> **Requirement**
Every line that contains the word "нормативов" should be copied out.
+===+
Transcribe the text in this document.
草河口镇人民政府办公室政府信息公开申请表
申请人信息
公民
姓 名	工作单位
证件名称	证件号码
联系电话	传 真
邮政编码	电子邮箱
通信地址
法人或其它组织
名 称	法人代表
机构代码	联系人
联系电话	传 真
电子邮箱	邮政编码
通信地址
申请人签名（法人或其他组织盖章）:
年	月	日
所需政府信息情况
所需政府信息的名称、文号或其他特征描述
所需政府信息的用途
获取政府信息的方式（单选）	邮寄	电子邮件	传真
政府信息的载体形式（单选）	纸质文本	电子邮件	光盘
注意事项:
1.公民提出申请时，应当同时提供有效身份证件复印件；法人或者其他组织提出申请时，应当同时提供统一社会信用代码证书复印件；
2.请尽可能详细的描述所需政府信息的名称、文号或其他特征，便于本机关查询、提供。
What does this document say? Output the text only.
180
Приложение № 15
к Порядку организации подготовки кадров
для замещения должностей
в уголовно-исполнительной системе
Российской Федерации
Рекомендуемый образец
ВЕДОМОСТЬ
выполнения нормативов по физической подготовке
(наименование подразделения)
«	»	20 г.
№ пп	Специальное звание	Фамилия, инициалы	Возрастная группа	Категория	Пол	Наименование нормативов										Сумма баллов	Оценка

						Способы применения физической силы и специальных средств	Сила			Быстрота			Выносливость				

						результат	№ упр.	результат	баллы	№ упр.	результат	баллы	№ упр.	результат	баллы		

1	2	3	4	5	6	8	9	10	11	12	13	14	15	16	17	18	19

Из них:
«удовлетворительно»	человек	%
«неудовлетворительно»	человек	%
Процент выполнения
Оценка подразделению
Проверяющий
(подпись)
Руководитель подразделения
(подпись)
+===+
> **Task answer**
выполнения нормативов по физической подготовке
№ пп	Специальное звание	Фамилия, инициалы	Возрастная группа	Категория	Пол	Наименование нормативов										Сумма баллов	Оценка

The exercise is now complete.